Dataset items
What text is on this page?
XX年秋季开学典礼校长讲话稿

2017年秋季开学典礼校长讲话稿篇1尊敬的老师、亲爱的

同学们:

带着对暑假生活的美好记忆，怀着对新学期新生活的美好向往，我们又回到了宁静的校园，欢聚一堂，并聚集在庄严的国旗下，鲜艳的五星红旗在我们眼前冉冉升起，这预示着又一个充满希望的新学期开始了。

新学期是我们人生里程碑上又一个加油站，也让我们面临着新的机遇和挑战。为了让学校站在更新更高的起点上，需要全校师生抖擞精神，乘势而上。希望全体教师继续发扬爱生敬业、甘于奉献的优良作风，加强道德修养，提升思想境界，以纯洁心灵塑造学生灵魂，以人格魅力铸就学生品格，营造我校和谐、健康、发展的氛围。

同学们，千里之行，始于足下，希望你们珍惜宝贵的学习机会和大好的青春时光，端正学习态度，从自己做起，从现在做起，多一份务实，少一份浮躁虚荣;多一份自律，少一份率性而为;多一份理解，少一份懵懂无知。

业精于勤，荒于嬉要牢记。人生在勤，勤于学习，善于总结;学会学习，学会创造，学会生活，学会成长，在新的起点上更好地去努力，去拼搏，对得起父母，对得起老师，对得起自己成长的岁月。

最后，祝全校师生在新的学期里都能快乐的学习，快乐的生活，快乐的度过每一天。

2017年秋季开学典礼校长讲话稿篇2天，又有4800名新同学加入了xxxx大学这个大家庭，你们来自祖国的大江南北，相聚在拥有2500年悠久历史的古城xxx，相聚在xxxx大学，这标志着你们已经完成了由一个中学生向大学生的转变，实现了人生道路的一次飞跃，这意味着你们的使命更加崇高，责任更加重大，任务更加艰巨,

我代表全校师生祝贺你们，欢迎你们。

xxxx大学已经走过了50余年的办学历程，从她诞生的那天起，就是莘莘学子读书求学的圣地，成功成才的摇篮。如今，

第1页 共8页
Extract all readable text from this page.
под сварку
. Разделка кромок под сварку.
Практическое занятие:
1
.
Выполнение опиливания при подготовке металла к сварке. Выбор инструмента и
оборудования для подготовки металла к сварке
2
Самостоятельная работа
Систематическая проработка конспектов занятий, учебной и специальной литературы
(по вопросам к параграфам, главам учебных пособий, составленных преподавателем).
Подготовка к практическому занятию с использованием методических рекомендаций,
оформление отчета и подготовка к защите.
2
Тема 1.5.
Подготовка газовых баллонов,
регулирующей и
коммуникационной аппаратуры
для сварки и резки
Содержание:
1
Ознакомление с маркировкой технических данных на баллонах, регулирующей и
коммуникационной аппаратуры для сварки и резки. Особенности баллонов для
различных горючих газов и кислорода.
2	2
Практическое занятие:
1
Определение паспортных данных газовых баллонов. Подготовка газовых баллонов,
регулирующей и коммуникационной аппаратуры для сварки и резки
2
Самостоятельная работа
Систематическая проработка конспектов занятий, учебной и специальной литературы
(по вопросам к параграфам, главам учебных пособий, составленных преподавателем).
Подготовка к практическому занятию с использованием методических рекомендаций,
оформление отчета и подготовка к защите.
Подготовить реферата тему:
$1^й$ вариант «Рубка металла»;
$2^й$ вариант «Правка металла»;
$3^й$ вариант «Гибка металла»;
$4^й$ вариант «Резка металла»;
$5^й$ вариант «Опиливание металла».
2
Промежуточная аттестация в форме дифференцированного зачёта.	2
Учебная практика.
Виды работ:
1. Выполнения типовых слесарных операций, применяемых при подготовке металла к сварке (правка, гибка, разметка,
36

- Short task: Show all lines in the entries above where the word "газовых" appears.

- Reply to the exercise:
Подготовка газовых баллонов,
Определение паспортных данных газовых баллонов. Подготовка газовых баллонов,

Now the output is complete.